* _Dataset excerpts_
---------------

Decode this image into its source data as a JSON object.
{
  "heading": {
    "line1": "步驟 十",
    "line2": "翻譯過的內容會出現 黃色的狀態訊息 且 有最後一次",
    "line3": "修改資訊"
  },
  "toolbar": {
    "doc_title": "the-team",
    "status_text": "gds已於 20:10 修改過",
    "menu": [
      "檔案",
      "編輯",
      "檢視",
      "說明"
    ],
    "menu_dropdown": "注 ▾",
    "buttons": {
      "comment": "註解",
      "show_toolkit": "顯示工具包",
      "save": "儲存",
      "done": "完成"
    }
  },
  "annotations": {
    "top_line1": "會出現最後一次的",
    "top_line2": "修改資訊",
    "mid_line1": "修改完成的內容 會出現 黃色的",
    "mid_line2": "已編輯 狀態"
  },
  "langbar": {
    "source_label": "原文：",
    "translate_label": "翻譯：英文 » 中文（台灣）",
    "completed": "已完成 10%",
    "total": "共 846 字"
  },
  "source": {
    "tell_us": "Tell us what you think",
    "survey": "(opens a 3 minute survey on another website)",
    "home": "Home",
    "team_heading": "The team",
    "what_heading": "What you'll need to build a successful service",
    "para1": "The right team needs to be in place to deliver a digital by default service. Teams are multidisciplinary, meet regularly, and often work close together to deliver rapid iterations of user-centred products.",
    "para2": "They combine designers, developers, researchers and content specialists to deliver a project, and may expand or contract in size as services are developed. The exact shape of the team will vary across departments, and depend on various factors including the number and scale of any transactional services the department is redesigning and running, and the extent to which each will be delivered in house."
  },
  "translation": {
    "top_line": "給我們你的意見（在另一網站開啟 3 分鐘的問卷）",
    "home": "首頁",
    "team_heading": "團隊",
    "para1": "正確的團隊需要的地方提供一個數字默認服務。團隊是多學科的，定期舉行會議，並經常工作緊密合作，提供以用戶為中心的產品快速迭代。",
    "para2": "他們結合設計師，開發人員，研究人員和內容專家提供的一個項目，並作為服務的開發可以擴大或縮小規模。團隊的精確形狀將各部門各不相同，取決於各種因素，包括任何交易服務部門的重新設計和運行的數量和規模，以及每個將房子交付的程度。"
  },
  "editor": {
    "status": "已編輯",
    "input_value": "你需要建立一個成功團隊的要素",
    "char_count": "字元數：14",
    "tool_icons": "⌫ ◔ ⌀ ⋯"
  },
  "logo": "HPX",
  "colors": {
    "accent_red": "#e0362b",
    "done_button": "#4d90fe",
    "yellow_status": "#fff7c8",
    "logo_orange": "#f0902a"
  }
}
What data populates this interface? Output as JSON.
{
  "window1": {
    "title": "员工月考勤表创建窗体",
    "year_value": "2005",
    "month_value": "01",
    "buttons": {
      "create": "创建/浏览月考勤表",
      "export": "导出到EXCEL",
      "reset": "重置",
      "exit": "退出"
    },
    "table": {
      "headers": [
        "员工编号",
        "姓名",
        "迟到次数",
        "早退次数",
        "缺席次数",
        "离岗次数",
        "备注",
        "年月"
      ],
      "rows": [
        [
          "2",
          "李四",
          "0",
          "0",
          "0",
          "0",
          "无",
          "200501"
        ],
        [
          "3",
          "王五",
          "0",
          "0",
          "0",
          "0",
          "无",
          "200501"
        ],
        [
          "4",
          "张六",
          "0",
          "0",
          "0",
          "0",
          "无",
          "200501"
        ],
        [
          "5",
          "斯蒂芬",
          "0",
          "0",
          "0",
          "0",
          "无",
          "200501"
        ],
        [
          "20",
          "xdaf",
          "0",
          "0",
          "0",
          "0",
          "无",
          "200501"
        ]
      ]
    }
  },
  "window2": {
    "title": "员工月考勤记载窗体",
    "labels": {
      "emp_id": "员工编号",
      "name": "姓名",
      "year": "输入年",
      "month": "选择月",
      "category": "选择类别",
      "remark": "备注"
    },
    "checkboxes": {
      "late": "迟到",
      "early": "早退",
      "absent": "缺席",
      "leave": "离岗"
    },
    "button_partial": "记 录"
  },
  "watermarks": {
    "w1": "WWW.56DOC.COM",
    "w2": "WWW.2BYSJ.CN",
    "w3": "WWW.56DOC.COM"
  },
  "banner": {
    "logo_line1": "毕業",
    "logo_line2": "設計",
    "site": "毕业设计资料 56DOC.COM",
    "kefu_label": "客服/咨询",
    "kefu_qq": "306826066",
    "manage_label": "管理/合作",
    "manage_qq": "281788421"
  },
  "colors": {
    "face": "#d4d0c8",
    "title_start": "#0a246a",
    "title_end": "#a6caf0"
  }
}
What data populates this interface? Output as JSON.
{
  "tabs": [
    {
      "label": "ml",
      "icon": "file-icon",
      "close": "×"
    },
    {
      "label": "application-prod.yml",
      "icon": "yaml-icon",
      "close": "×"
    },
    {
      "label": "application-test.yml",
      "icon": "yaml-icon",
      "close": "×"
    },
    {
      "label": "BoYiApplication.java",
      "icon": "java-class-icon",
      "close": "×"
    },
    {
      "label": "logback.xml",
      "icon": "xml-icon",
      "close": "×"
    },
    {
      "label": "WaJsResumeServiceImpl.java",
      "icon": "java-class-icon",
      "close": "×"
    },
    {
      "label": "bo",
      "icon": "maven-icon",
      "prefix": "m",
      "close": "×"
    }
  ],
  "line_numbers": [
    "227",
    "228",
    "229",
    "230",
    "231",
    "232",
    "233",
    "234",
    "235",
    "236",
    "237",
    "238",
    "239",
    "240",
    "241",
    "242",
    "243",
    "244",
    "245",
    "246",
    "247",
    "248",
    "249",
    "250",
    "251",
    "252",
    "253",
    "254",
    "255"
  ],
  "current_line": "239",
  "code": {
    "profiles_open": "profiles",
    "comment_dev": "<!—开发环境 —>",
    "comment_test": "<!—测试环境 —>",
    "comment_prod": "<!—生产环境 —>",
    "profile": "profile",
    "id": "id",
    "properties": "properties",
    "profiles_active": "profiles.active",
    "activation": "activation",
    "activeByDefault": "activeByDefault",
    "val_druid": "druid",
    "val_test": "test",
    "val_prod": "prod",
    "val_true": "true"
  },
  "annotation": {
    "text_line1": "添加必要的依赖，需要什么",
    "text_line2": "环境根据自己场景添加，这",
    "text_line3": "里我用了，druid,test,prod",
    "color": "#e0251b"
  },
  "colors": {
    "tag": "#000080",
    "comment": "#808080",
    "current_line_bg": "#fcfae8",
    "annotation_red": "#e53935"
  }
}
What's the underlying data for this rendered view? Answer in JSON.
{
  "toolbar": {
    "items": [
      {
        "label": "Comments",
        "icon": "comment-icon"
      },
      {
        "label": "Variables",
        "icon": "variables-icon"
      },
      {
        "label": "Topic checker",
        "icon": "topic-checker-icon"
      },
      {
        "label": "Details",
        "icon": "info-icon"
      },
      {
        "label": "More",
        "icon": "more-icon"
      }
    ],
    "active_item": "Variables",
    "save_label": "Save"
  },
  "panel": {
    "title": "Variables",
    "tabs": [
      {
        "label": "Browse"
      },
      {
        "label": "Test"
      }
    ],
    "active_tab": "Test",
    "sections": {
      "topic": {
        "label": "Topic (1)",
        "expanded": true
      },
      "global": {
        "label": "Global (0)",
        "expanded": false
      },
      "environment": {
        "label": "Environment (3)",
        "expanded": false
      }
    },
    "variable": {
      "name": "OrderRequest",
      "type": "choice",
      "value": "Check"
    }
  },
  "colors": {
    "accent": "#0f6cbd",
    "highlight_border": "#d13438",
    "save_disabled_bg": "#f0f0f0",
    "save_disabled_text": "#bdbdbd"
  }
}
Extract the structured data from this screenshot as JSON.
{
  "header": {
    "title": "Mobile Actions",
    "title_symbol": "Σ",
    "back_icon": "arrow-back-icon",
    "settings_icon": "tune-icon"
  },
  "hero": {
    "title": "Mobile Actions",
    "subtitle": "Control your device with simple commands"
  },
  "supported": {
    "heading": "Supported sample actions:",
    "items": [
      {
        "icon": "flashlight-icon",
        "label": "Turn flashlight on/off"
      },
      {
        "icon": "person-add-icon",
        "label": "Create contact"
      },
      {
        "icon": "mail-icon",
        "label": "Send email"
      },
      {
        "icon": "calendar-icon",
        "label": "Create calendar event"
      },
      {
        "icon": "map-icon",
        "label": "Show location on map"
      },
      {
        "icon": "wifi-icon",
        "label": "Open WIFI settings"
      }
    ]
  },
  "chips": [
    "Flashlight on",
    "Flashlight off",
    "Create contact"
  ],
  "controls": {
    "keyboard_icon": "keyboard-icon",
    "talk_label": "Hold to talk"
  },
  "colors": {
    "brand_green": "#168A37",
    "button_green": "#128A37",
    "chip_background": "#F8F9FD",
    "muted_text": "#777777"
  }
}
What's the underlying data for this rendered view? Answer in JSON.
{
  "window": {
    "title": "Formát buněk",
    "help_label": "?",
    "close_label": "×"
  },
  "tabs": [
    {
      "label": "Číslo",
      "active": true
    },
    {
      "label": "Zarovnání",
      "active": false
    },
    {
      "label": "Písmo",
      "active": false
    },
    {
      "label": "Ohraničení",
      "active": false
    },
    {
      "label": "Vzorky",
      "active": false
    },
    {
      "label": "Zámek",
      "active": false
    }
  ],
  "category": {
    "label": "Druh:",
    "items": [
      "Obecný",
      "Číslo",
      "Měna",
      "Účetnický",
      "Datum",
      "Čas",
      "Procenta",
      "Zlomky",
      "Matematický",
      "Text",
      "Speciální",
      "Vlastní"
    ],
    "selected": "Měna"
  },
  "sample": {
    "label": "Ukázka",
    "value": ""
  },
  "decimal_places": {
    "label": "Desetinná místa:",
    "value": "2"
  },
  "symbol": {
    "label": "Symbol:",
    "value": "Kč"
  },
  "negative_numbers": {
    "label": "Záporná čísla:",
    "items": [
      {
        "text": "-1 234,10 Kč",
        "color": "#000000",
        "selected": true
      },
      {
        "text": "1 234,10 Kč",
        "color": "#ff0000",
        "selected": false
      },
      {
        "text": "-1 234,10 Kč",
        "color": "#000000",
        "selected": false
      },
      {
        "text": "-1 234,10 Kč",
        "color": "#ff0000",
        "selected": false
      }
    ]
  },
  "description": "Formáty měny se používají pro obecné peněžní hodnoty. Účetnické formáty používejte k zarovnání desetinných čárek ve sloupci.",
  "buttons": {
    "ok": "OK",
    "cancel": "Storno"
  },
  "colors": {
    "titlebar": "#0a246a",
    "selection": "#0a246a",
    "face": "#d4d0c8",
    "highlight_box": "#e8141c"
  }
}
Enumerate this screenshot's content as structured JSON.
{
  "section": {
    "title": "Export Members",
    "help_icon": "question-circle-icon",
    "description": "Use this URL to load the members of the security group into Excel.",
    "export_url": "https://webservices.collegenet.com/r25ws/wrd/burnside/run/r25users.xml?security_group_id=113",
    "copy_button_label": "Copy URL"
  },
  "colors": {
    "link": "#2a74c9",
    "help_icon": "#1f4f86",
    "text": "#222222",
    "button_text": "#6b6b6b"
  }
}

---------------

* _Exercise requirements_
Collect each line holding the string "deliver".

* _Solution below_
    "para1": "The right team needs to be in place to deliver a digital by default service. Teams are multidisciplinary, meet regularly, and often work close together to deliver rapid iterations of user-centred products.",
    "para2": "They combine designers, developers, researchers and content specialists to deliver a project, and may expand or contract in size as services are developed. The exact shape of the team will vary across departments, and depend on various factors including the number and scale of any transactional services the department is redesigning and running, and the extent to which each will be delivered in house."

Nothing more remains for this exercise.